Tally the lines in the listing below that contain "green" and report the tally alone.

Entries taken from a collection
:::::
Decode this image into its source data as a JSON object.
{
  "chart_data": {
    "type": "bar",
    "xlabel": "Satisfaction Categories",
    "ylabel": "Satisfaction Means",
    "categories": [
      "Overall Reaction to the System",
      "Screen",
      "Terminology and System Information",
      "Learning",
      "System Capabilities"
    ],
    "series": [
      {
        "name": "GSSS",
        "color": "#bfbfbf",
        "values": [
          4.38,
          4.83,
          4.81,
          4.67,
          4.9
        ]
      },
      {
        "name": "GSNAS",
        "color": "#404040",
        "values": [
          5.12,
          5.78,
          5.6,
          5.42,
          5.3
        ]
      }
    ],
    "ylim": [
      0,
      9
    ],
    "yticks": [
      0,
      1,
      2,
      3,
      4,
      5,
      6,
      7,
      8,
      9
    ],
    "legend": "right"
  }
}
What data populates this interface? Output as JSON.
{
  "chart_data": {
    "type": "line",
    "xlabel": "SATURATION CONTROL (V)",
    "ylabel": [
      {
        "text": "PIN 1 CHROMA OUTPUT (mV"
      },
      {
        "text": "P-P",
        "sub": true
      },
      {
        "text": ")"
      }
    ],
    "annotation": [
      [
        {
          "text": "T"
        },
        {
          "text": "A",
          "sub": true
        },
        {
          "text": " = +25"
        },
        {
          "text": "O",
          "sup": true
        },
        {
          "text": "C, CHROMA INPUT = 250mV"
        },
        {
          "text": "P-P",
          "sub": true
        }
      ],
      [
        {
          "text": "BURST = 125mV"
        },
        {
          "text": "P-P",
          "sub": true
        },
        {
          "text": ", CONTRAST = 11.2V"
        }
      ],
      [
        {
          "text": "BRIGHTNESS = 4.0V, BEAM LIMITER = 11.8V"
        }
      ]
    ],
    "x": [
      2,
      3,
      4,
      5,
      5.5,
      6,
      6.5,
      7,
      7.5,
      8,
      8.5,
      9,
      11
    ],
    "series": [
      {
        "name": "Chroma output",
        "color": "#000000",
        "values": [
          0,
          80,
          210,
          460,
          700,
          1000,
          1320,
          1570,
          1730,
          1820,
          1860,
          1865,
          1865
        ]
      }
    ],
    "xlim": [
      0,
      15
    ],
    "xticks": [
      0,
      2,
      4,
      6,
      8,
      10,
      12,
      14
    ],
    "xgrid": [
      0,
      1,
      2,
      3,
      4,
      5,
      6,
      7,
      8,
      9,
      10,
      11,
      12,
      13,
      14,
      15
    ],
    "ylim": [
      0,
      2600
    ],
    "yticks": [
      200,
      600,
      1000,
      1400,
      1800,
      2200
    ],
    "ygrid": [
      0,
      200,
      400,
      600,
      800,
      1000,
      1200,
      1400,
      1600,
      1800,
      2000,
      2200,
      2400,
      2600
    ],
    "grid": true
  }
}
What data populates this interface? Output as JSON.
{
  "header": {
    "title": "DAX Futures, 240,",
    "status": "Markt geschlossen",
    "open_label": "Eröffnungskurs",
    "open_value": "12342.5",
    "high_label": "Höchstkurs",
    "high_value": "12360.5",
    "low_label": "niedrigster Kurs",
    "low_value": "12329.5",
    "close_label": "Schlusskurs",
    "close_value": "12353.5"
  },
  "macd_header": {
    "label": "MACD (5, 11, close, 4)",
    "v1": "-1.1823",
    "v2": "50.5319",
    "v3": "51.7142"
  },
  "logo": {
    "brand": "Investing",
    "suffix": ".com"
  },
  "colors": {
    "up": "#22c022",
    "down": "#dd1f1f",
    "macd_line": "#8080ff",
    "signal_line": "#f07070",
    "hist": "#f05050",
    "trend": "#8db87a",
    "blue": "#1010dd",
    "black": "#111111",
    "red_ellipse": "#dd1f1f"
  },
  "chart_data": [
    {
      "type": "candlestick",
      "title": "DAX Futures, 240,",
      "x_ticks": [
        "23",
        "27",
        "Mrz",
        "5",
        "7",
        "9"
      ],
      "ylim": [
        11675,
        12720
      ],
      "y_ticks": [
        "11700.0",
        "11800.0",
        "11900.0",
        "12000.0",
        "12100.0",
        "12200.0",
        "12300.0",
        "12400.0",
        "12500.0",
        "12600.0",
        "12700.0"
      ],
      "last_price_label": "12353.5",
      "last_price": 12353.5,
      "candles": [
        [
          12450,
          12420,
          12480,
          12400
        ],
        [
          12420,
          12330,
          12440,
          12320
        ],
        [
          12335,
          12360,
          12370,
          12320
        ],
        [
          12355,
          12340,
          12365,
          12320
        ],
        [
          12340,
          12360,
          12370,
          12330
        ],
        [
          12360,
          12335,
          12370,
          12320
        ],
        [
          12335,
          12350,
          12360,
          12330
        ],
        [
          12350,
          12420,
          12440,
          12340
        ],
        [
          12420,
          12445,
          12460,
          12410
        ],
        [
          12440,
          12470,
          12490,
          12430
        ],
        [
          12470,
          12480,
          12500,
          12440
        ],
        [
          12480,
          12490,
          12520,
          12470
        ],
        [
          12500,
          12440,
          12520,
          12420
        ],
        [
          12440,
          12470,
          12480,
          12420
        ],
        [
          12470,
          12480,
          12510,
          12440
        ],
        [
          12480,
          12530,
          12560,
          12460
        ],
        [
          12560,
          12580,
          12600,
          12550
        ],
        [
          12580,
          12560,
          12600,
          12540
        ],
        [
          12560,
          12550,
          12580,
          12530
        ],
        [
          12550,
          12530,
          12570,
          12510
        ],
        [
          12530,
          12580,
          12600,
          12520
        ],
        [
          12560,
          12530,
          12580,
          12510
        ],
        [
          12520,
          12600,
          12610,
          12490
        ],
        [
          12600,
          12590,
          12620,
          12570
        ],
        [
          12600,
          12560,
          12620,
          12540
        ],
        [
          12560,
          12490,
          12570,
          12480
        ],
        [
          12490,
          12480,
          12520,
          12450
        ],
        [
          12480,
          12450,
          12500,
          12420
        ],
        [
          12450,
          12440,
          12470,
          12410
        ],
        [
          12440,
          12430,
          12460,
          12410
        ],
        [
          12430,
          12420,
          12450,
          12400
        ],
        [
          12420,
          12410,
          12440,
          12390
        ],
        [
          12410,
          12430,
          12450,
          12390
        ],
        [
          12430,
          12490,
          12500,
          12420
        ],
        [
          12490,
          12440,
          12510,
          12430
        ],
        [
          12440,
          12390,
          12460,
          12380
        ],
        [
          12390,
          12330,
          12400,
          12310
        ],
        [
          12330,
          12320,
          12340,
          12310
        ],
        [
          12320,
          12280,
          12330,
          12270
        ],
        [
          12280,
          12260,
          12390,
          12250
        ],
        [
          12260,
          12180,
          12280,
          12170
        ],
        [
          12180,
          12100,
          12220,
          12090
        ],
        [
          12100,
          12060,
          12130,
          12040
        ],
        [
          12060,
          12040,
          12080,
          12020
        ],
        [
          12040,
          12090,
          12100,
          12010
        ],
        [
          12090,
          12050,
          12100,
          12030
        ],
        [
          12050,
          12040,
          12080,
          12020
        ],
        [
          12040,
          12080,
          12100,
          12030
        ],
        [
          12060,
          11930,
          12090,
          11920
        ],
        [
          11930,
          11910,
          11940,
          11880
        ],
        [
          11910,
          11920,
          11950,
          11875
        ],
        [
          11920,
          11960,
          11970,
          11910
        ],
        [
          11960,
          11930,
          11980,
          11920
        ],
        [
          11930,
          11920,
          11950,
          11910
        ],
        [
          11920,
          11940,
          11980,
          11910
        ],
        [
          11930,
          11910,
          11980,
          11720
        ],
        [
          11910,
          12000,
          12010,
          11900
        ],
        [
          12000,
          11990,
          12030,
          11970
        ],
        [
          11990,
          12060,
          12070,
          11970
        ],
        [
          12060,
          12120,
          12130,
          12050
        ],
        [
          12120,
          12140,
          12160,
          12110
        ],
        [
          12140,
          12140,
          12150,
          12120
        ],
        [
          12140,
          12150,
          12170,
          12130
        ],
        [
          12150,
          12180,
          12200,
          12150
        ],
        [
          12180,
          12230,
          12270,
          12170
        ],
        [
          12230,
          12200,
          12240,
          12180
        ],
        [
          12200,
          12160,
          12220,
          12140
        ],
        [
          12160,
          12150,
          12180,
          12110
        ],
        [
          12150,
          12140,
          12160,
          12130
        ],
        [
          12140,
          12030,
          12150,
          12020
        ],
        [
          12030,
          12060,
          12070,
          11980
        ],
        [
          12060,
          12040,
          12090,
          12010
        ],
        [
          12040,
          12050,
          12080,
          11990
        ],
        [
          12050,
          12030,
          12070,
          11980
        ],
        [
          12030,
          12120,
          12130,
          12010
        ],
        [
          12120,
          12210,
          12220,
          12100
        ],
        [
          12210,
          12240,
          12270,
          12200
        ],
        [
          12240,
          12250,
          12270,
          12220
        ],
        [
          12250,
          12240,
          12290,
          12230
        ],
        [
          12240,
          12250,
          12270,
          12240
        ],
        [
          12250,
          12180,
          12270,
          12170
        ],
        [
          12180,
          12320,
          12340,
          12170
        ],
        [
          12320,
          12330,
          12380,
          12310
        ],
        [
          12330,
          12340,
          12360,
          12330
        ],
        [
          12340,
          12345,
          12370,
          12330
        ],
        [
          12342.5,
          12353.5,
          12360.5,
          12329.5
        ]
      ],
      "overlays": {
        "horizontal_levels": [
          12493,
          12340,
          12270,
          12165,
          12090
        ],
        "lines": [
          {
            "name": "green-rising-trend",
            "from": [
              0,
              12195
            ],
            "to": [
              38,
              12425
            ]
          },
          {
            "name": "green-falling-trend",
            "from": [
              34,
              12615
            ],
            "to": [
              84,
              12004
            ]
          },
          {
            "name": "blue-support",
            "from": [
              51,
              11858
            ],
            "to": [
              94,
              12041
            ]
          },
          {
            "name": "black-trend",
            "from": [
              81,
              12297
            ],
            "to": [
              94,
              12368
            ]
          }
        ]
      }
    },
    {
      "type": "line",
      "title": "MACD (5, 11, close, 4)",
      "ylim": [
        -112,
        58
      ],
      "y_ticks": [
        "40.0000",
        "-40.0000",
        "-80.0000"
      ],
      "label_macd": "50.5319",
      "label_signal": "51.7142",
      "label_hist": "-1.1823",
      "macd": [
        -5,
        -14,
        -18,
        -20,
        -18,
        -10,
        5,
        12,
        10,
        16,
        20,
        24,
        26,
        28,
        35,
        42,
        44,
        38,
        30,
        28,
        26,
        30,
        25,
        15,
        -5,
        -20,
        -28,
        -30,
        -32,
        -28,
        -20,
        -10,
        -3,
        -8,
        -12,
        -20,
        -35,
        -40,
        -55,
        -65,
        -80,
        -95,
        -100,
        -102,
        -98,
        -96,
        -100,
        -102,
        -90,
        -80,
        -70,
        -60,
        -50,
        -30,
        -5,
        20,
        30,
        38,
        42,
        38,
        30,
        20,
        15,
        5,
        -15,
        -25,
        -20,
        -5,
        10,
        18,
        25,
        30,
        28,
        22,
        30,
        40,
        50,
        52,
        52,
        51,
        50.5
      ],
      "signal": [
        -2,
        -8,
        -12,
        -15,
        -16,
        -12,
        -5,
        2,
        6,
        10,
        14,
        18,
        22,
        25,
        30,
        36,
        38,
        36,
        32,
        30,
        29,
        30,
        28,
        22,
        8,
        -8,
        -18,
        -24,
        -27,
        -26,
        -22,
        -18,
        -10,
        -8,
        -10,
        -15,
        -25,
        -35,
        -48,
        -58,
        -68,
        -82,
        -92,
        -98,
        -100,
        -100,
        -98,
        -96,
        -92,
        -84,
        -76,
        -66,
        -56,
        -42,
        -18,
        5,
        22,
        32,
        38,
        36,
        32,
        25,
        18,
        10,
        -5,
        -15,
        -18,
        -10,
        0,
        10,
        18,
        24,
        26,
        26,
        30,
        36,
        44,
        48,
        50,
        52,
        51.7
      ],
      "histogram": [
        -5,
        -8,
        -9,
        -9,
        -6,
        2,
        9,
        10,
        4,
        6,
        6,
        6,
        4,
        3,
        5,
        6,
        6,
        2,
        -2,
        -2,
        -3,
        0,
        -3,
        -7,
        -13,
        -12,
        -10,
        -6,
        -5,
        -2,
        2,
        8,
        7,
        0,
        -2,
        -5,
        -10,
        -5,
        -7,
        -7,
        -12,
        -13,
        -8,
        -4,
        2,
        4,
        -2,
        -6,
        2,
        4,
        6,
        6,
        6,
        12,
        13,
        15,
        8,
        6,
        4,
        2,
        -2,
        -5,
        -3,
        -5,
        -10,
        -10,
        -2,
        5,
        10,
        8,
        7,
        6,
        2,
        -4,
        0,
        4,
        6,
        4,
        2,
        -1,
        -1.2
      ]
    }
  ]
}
:::::
> OUTPUT OF THE EXERCISE
2